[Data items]
** Begin **

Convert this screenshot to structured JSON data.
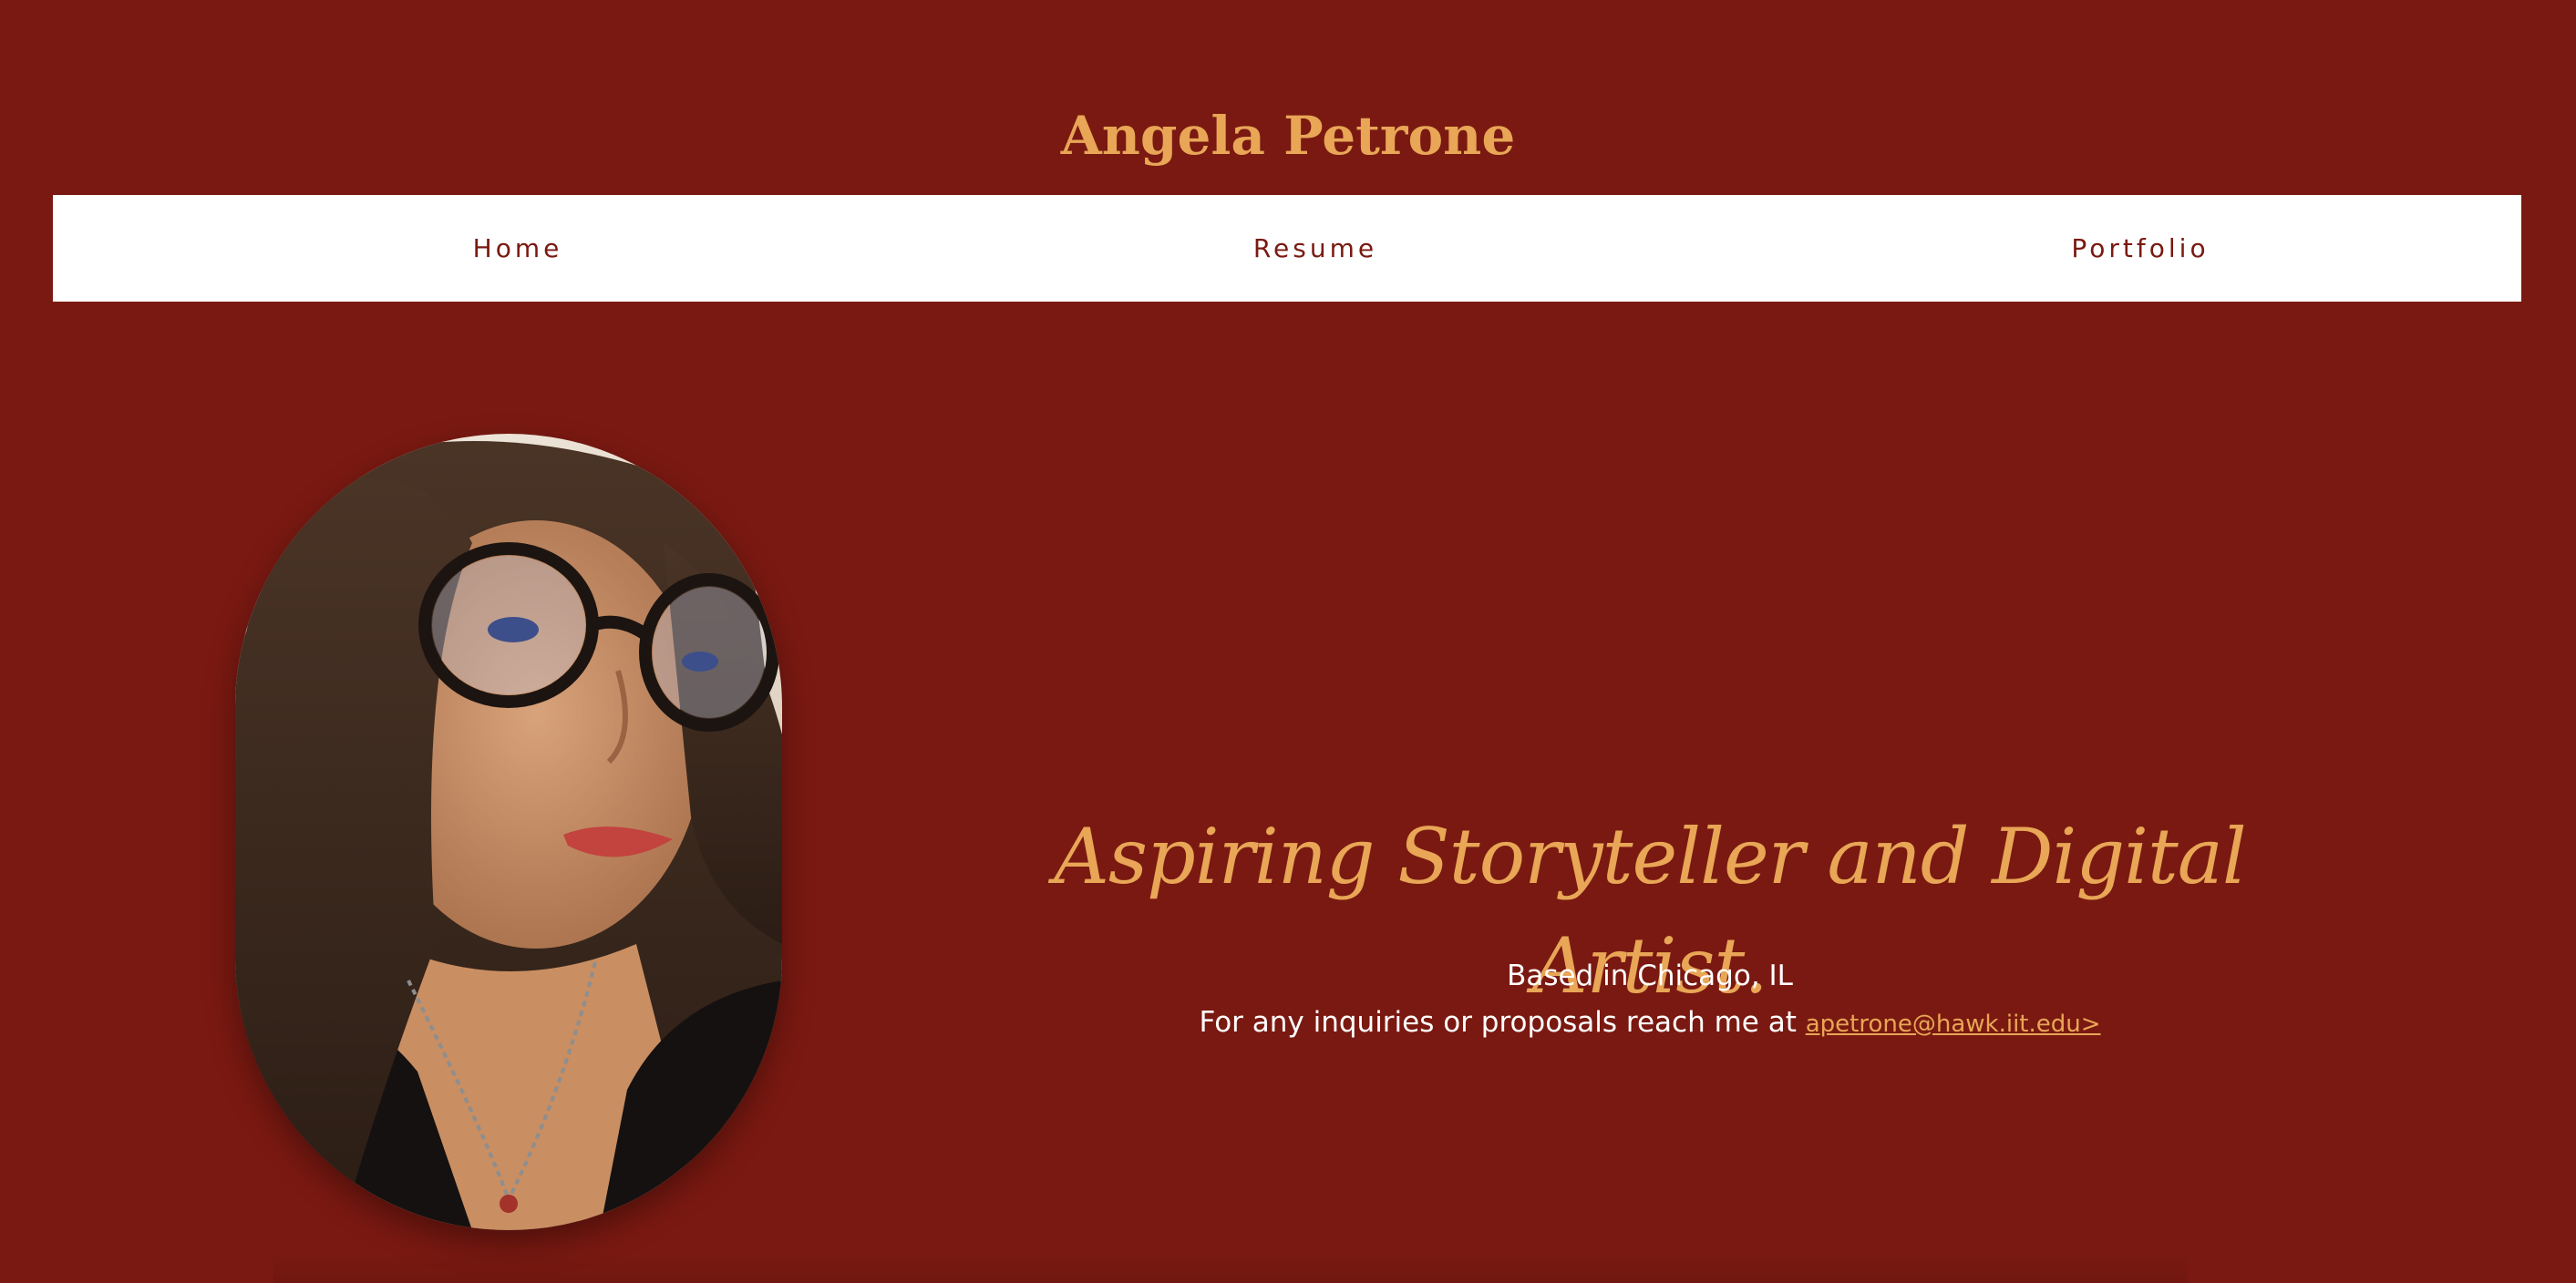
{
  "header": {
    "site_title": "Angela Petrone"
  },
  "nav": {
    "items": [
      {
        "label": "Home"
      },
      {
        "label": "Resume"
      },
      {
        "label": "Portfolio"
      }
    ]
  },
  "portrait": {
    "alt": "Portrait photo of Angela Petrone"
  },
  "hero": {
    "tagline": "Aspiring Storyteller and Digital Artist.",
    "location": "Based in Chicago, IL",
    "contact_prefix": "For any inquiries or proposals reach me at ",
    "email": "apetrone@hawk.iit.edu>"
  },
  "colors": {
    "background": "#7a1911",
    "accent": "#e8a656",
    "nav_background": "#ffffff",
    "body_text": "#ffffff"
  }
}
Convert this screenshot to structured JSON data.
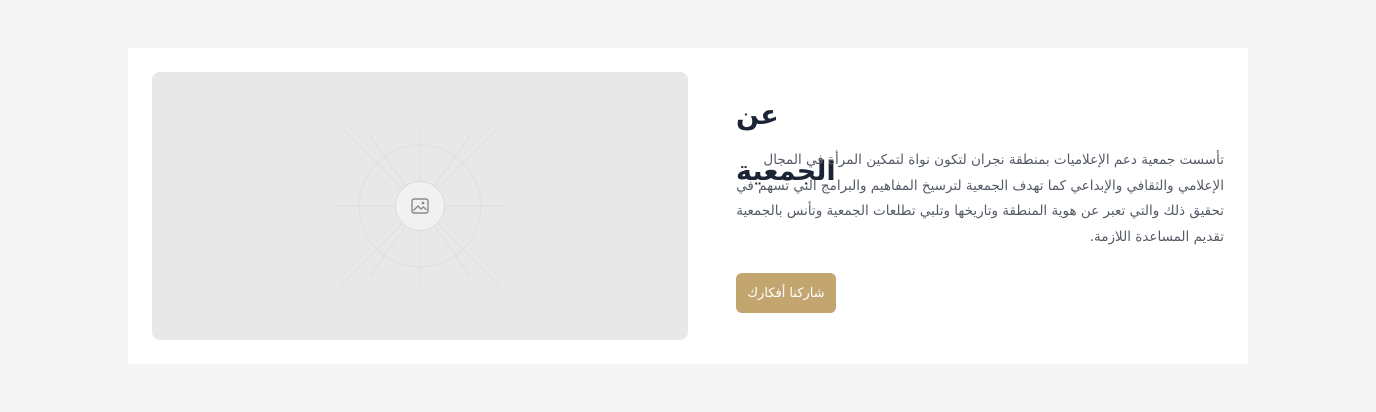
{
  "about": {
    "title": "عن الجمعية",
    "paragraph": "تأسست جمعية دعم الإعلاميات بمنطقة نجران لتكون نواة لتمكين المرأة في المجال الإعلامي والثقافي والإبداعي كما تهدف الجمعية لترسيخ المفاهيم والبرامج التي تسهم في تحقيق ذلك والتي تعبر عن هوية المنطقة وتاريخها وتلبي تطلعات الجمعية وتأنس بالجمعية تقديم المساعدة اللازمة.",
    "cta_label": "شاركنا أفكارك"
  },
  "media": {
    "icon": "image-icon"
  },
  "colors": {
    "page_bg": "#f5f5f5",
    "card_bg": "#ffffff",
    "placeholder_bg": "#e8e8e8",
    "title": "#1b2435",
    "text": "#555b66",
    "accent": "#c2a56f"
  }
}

** End **
** Begin **

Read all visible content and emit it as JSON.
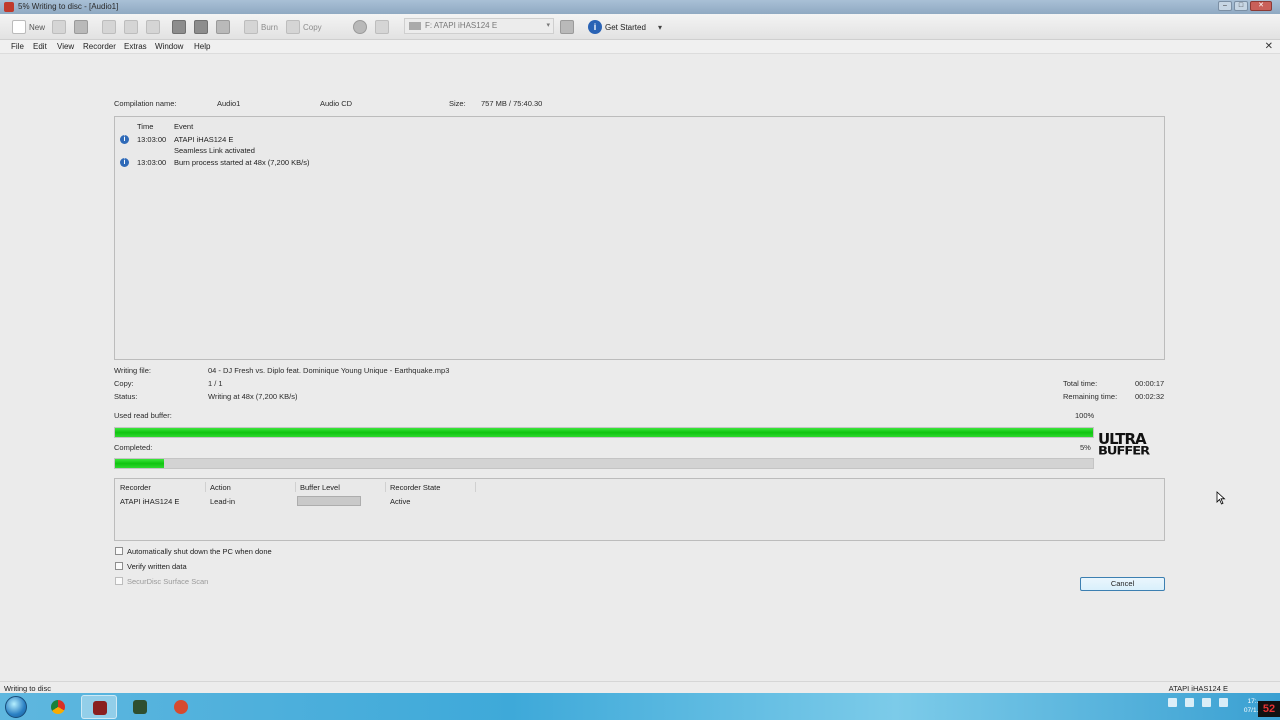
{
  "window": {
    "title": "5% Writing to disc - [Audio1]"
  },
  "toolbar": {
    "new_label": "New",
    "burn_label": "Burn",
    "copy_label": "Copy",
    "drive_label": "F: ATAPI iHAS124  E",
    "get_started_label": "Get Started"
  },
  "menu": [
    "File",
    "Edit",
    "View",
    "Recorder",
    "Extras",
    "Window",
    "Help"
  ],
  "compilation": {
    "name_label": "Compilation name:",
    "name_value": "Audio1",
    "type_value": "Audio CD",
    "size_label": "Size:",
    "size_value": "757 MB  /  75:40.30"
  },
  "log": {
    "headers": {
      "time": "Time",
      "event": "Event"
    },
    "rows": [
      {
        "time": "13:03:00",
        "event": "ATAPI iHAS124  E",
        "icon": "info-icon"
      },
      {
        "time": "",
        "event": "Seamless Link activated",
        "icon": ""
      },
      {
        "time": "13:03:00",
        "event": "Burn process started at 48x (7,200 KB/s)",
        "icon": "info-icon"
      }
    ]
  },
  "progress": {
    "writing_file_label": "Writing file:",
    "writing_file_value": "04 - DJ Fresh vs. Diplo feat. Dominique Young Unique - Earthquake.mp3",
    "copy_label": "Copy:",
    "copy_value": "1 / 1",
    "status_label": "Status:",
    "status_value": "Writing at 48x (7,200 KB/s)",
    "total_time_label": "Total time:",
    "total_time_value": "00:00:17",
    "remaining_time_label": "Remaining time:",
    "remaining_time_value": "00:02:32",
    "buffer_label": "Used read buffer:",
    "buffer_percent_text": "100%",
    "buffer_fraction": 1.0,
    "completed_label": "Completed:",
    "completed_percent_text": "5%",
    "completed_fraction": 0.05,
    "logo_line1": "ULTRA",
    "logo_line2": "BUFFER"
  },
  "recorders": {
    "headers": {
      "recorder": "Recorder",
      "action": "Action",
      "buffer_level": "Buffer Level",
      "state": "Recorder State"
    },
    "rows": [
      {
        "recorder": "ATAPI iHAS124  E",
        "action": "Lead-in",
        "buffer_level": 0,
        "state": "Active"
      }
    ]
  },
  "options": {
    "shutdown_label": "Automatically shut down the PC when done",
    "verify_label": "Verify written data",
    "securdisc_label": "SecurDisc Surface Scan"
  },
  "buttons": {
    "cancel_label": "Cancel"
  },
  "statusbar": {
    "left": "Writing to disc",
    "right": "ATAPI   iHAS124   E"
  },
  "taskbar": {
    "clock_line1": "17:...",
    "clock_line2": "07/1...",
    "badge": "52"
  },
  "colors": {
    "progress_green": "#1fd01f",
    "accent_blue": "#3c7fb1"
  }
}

** End **

▶ [What the task requires]
Identify the lines in the entries above that contain "icon", then copy them out.

▶ [Exercise output]
    "icon": "image-icon"
        "icon": "info-icon"
        "icon": ""
        "icon": "info-icon"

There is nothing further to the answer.